%%

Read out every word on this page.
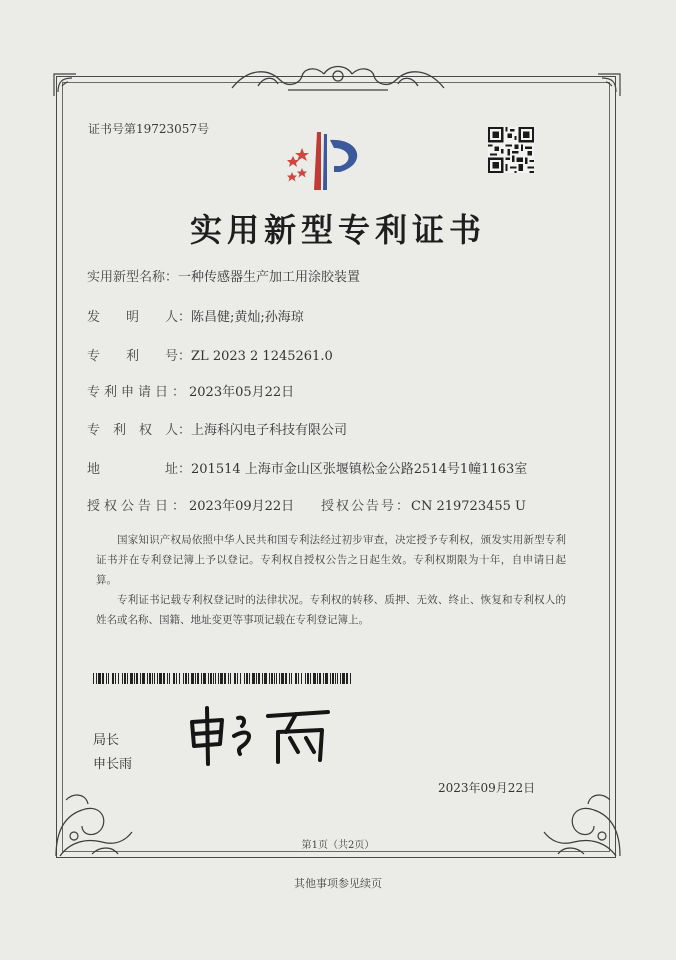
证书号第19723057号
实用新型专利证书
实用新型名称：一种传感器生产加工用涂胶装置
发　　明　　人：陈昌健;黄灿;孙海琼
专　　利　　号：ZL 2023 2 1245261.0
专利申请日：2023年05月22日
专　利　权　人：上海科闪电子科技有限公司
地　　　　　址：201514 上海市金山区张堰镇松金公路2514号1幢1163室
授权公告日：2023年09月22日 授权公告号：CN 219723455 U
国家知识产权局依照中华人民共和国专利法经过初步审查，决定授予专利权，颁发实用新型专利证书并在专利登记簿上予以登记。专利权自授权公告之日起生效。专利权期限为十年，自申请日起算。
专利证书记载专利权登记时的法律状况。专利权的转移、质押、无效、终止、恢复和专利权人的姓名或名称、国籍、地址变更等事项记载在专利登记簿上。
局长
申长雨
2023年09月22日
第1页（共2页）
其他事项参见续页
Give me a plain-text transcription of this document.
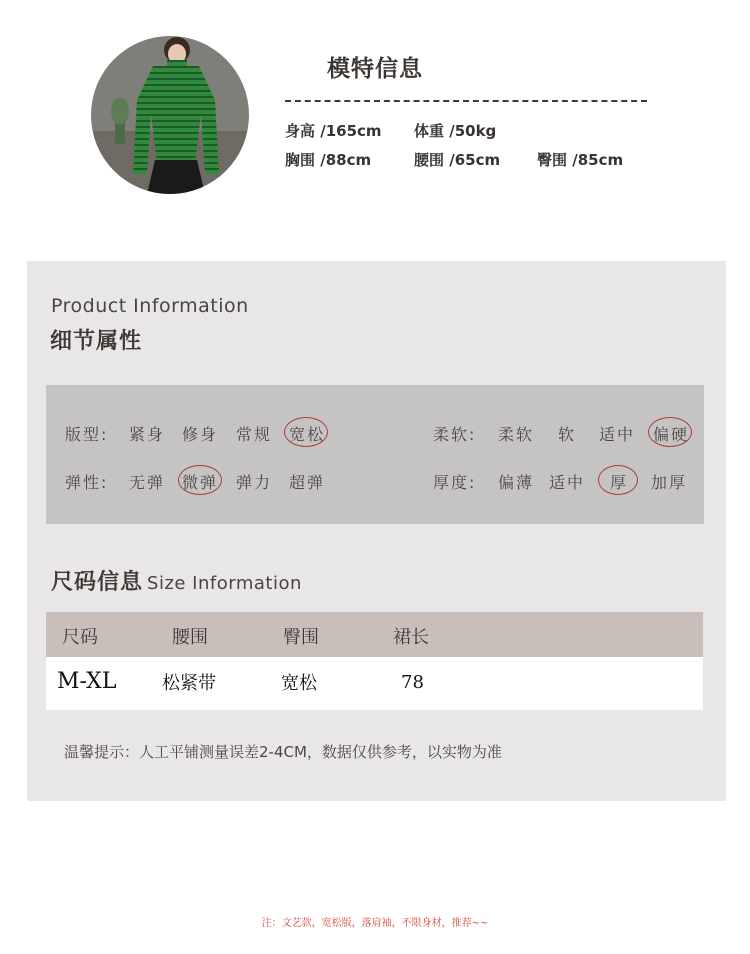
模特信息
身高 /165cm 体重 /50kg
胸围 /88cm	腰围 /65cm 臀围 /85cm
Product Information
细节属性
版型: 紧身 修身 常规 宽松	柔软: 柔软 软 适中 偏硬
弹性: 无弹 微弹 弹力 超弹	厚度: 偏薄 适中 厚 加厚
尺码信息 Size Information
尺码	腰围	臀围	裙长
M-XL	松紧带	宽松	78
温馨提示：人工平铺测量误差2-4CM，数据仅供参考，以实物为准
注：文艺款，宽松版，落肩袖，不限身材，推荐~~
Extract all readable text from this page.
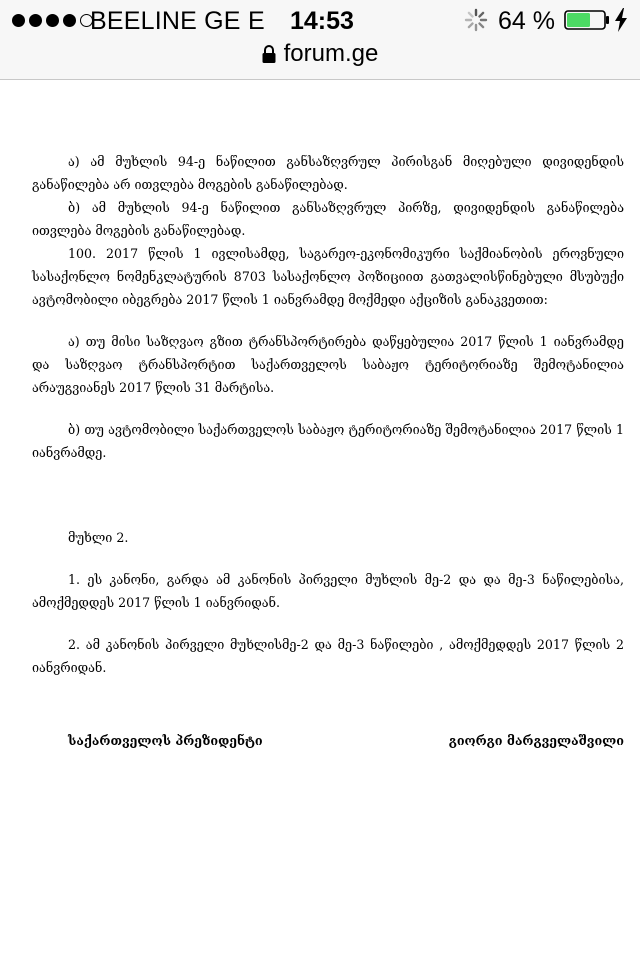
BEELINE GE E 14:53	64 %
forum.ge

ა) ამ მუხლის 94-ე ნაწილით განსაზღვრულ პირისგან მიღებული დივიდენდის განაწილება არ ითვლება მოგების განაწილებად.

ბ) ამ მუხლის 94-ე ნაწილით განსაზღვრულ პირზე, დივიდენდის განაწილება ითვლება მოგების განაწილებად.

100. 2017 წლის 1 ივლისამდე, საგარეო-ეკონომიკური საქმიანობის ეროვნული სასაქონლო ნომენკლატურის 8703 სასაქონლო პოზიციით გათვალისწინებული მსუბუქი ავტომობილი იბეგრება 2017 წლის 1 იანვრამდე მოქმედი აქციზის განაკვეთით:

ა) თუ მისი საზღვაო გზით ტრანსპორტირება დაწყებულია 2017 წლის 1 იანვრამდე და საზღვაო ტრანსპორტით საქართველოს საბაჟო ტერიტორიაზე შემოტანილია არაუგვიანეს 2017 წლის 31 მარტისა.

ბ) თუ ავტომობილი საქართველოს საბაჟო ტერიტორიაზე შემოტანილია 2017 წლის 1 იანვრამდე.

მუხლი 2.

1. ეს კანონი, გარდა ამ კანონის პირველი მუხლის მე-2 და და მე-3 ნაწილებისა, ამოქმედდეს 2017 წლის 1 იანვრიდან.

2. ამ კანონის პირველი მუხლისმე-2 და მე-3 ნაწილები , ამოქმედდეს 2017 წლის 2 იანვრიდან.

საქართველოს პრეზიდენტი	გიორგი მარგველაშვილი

%%

__EXERCISE PROMPT__.
Lines containing the word "ავტომობილი" must all be returned from the material above.

__ANSWER IN FULL__.
100. 2017 წლის 1 ივლისამდე, საგარეო-ეკონომიკური საქმიანობის ეროვნული სასაქონლო ნომენკლატურის 8703 სასაქონლო პოზიციით გათვალისწინებული მსუბუქი ავტომობილი იბეგრება 2017 წლის 1 იანვრამდე მოქმედი აქციზის განაკვეთით:
ბ) თუ ავტომობილი საქართველოს საბაჟო ტერიტორიაზე შემოტანილია 2017 წლის 1 იანვრამდე.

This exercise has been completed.